Each entry in the listing below should be restated word for word.
[start]
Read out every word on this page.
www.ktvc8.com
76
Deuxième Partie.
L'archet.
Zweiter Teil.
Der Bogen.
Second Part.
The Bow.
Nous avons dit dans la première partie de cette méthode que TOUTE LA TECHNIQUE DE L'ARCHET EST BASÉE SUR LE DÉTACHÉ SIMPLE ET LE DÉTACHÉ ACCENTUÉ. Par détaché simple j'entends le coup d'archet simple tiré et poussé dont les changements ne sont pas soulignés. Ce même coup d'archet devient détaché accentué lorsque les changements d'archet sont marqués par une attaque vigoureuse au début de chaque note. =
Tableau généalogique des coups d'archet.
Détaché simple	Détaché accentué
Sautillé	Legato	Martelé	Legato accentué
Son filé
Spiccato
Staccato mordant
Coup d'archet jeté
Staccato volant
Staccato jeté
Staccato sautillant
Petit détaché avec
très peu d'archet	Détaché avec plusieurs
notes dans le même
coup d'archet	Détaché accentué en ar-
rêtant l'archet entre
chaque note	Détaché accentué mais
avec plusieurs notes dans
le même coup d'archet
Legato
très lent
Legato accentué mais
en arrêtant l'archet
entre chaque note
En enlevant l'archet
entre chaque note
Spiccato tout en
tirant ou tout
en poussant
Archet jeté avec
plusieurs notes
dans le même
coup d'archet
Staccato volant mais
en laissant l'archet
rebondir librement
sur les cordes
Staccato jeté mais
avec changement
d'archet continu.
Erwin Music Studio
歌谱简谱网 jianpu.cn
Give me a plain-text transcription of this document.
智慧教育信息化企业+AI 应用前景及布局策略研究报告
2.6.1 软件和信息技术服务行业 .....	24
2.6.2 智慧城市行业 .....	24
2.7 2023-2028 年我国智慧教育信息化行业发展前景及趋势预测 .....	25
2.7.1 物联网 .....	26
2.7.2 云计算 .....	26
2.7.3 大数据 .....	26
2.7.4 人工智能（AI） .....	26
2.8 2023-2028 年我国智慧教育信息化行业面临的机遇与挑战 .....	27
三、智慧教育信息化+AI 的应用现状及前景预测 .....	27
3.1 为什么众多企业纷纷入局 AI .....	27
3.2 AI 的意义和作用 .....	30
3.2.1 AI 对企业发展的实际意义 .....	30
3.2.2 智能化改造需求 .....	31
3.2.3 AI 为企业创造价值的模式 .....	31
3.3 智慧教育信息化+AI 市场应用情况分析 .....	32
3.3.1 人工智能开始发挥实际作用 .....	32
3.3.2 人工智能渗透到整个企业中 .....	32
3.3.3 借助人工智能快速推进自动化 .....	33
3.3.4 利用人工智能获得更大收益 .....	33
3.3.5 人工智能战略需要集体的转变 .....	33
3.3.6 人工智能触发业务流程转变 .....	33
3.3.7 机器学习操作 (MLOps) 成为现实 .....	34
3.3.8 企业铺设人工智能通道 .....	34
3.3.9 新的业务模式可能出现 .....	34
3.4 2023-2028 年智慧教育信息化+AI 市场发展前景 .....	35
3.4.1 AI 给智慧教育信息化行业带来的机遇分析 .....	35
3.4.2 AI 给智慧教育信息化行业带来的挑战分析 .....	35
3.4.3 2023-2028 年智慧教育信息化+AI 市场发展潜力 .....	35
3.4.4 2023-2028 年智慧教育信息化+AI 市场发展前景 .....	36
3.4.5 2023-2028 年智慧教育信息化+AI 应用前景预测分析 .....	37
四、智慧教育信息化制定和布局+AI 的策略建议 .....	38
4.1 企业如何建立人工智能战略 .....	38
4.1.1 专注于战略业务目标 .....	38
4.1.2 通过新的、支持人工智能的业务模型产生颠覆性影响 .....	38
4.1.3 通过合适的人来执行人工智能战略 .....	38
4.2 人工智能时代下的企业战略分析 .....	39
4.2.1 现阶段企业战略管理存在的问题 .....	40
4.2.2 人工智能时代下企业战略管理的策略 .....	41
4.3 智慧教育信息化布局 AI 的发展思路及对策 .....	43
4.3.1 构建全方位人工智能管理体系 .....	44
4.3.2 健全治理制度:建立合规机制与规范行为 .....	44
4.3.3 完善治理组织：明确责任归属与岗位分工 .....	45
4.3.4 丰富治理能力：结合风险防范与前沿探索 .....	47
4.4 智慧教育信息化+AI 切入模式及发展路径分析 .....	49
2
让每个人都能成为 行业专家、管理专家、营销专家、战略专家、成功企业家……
[end]
Solution for this task
Read out every word on this page.
www.ktvc8.com
76
Deuxième Partie.
L'archet.
Zweiter Teil.
Der Bogen.
Second Part.
The Bow.
Nous avons dit dans la première partie de cette méthode que TOUTE LA TECHNIQUE DE L'ARCHET EST BASÉE SUR LE DÉTACHÉ SIMPLE ET LE DÉTACHÉ ACCENTUÉ. Par détaché simple j'entends le coup d'archet simple tiré et poussé dont les changements ne sont pas soulignés. Ce même coup d'archet devient détaché accentué lorsque les changements d'archet sont marqués par une attaque vigoureuse au début de chaque note. =
Tableau généalogique des coups d'archet.
Détaché simple	Détaché accentué
Sautillé	Legato	Martelé	Legato accentué
Son filé
Spiccato
Staccato mordant
Coup d'archet jeté
Staccato volant
Staccato jeté
Staccato sautillant
Petit détaché avec
très peu d'archet	Détaché avec plusieurs
notes dans le même
coup d'archet	Détaché accentué en ar-
rêtant l'archet entre
chaque note	Détaché accentué mais
avec plusieurs notes dans
le même coup d'archet
Legato
très lent
Legato accentué mais
en arrêtant l'archet
entre chaque note
En enlevant l'archet
entre chaque note
Spiccato tout en
tirant ou tout
en poussant
Archet jeté avec
plusieurs notes
dans le même
coup d'archet
Staccato volant mais
en laissant l'archet
rebondir librement
sur les cordes
Staccato jeté mais
avec changement
d'archet continu.
Erwin Music Studio
歌谱简谱网 jianpu.cn
Give me a plain-text transcription of this document.
智慧教育信息化企业+AI 应用前景及布局策略研究报告
2.6.1 软件和信息技术服务行业 .....	24
2.6.2 智慧城市行业 .....	24
2.7 2023-2028 年我国智慧教育信息化行业发展前景及趋势预测 .....	25
2.7.1 物联网 .....	26
2.7.2 云计算 .....	26
2.7.3 大数据 .....	26
2.7.4 人工智能（AI） .....	26
2.8 2023-2028 年我国智慧教育信息化行业面临的机遇与挑战 .....	27
三、智慧教育信息化+AI 的应用现状及前景预测 .....	27
3.1 为什么众多企业纷纷入局 AI .....	27
3.2 AI 的意义和作用 .....	30
3.2.1 AI 对企业发展的实际意义 .....	30
3.2.2 智能化改造需求 .....	31
3.2.3 AI 为企业创造价值的模式 .....	31
3.3 智慧教育信息化+AI 市场应用情况分析 .....	32
3.3.1 人工智能开始发挥实际作用 .....	32
3.3.2 人工智能渗透到整个企业中 .....	32
3.3.3 借助人工智能快速推进自动化 .....	33
3.3.4 利用人工智能获得更大收益 .....	33
3.3.5 人工智能战略需要集体的转变 .....	33
3.3.6 人工智能触发业务流程转变 .....	33
3.3.7 机器学习操作 (MLOps) 成为现实 .....	34
3.3.8 企业铺设人工智能通道 .....	34
3.3.9 新的业务模式可能出现 .....	34
3.4 2023-2028 年智慧教育信息化+AI 市场发展前景 .....	35
3.4.1 AI 给智慧教育信息化行业带来的机遇分析 .....	35
3.4.2 AI 给智慧教育信息化行业带来的挑战分析 .....	35
3.4.3 2023-2028 年智慧教育信息化+AI 市场发展潜力 .....	35
3.4.4 2023-2028 年智慧教育信息化+AI 市场发展前景 .....	36
3.4.5 2023-2028 年智慧教育信息化+AI 应用前景预测分析 .....	37
四、智慧教育信息化制定和布局+AI 的策略建议 .....	38
4.1 企业如何建立人工智能战略 .....	38
4.1.1 专注于战略业务目标 .....	38
4.1.2 通过新的、支持人工智能的业务模型产生颠覆性影响 .....	38
4.1.3 通过合适的人来执行人工智能战略 .....	38
4.2 人工智能时代下的企业战略分析 .....	39
4.2.1 现阶段企业战略管理存在的问题 .....	40
4.2.2 人工智能时代下企业战略管理的策略 .....	41
4.3 智慧教育信息化布局 AI 的发展思路及对策 .....	43
4.3.1 构建全方位人工智能管理体系 .....	44
4.3.2 健全治理制度:建立合规机制与规范行为 .....	44
4.3.3 完善治理组织：明确责任归属与岗位分工 .....	45
4.3.4 丰富治理能力：结合风险防范与前沿探索 .....	47
4.4 智慧教育信息化+AI 切入模式及发展路径分析 .....	49
2
让每个人都能成为 行业专家、管理专家、营销专家、战略专家、成功企业家……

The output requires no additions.